## What you are asked to do
Which lines hold the word "prepared"? Copy each of them from the material.

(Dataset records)

○ ○ ○

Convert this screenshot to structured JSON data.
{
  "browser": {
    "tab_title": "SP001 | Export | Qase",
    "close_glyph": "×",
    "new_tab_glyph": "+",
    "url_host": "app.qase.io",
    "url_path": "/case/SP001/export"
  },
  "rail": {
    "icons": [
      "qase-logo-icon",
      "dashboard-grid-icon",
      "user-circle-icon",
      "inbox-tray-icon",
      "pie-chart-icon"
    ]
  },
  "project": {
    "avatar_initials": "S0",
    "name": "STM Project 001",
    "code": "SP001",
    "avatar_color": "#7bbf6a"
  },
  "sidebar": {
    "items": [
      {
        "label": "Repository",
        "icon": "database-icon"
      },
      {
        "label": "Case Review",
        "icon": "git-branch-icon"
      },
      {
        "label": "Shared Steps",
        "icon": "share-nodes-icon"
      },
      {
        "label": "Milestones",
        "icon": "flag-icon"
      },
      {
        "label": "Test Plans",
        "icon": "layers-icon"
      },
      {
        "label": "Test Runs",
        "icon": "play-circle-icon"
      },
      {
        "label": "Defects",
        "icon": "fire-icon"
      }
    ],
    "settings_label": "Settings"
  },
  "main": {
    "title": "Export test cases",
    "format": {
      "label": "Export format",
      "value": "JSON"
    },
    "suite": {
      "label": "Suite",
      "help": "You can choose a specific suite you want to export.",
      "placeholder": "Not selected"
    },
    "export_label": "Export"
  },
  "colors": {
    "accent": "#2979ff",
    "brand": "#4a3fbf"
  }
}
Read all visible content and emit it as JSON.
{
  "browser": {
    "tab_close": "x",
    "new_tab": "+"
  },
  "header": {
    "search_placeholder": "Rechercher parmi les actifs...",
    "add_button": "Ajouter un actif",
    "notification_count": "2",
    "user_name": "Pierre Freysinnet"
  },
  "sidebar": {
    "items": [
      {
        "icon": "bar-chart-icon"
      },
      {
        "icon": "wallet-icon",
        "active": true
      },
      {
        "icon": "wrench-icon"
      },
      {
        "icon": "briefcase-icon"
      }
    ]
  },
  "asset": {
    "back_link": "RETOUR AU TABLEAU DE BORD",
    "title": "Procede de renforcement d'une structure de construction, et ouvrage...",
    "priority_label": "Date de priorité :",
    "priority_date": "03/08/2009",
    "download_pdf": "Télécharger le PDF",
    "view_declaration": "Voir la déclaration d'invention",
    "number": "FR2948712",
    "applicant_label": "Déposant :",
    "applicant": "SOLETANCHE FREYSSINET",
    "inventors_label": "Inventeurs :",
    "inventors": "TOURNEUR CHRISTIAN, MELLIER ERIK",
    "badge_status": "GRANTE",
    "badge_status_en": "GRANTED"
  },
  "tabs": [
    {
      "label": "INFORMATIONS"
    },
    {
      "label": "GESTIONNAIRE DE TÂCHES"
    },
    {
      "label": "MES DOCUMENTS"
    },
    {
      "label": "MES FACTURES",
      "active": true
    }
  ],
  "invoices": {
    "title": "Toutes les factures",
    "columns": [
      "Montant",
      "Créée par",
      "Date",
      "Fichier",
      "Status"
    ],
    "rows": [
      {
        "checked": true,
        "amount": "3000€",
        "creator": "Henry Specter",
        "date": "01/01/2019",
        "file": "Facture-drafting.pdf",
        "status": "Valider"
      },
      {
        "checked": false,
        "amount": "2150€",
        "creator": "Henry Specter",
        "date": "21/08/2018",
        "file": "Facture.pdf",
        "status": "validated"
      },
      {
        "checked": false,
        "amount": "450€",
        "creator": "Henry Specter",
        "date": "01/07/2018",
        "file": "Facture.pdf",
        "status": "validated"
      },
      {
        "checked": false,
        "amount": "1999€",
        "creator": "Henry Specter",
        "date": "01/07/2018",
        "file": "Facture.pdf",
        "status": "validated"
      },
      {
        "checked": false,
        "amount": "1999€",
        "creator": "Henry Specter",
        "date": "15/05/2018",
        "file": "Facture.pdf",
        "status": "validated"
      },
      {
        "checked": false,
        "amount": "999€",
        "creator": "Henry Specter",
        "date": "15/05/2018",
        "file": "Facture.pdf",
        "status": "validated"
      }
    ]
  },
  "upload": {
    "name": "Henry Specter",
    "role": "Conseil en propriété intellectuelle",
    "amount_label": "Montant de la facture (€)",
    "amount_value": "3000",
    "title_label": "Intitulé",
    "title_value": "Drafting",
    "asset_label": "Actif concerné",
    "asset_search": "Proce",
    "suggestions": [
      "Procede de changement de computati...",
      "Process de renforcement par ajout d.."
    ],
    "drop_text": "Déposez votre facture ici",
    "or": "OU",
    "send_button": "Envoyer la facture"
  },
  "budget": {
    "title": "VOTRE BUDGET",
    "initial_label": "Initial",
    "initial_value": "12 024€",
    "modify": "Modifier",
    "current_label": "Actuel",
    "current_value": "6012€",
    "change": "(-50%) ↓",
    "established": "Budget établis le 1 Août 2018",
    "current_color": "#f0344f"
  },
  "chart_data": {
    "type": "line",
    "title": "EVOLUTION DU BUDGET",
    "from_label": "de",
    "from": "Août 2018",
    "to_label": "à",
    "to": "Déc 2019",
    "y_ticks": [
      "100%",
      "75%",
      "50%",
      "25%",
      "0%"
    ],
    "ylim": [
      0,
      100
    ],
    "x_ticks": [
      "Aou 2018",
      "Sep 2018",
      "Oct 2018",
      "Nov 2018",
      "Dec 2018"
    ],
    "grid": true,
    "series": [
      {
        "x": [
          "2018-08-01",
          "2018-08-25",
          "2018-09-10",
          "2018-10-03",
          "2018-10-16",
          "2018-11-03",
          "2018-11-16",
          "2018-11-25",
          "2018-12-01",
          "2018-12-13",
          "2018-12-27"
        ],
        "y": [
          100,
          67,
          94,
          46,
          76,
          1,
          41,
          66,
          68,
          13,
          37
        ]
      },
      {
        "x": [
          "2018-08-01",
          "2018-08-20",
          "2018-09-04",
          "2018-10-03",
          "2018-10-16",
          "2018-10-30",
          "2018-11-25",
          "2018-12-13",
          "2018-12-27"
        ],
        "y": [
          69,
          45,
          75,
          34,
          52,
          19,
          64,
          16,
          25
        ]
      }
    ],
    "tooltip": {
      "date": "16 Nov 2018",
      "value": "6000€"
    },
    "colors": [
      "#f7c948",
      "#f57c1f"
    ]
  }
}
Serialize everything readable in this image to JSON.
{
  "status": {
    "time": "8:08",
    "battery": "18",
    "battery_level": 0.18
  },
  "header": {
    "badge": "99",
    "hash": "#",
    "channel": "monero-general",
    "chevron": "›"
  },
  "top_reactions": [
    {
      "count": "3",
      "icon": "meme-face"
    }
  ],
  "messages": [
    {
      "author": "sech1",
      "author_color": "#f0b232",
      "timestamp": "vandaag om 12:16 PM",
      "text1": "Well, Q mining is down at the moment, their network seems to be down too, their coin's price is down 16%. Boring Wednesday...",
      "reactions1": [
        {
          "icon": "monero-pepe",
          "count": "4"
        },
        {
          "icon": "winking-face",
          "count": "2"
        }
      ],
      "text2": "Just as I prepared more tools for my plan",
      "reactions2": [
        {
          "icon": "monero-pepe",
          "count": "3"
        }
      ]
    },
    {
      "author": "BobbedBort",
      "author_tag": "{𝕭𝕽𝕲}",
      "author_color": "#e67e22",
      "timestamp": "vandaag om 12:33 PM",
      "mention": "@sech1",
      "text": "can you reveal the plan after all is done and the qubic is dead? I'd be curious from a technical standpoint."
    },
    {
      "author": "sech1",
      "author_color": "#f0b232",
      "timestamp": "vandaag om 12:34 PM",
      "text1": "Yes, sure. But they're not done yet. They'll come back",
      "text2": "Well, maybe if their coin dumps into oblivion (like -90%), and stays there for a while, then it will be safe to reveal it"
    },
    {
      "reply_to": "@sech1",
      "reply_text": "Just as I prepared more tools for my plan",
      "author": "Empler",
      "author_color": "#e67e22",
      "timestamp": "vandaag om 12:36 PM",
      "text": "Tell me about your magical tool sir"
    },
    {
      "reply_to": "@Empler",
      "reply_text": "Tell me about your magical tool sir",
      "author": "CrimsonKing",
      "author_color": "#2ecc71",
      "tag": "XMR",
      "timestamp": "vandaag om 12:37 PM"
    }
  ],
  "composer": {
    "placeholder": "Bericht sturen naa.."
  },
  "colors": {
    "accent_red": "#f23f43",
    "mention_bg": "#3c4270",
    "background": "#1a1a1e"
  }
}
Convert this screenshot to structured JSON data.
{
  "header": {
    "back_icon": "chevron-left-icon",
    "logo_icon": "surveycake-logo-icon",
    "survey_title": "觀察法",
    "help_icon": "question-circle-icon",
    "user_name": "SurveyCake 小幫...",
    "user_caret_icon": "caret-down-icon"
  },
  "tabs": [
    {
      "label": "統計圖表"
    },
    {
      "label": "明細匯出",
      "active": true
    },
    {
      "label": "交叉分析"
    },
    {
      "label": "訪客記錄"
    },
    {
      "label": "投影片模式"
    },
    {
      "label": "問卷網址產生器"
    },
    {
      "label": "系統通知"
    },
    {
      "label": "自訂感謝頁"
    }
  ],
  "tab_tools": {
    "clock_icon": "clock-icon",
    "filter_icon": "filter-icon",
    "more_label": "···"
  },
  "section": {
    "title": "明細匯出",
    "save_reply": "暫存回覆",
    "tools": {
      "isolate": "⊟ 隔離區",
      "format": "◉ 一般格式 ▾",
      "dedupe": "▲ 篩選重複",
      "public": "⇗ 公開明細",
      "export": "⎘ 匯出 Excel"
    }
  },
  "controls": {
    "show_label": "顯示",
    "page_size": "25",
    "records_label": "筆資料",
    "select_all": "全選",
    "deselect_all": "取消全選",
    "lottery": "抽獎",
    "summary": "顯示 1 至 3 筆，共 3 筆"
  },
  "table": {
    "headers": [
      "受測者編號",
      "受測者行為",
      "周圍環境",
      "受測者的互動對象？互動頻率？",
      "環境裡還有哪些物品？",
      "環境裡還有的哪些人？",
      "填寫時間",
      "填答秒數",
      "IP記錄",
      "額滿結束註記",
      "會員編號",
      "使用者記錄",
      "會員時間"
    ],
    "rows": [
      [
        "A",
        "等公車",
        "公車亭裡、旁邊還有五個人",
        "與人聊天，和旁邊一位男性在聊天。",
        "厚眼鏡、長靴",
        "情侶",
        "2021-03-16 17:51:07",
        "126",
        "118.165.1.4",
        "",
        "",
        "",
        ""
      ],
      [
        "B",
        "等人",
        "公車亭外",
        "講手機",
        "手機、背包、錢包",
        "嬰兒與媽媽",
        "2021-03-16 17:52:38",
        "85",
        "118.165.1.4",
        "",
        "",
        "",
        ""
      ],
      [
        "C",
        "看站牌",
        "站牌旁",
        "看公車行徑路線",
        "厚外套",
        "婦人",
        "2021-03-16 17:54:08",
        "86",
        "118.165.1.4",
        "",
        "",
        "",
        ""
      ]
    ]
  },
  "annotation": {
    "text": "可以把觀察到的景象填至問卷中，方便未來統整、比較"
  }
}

○ ○ ○

## Exercise result
      "text2": "Just as I prepared more tools for my plan",
      "reply_text": "Just as I prepared more tools for my plan",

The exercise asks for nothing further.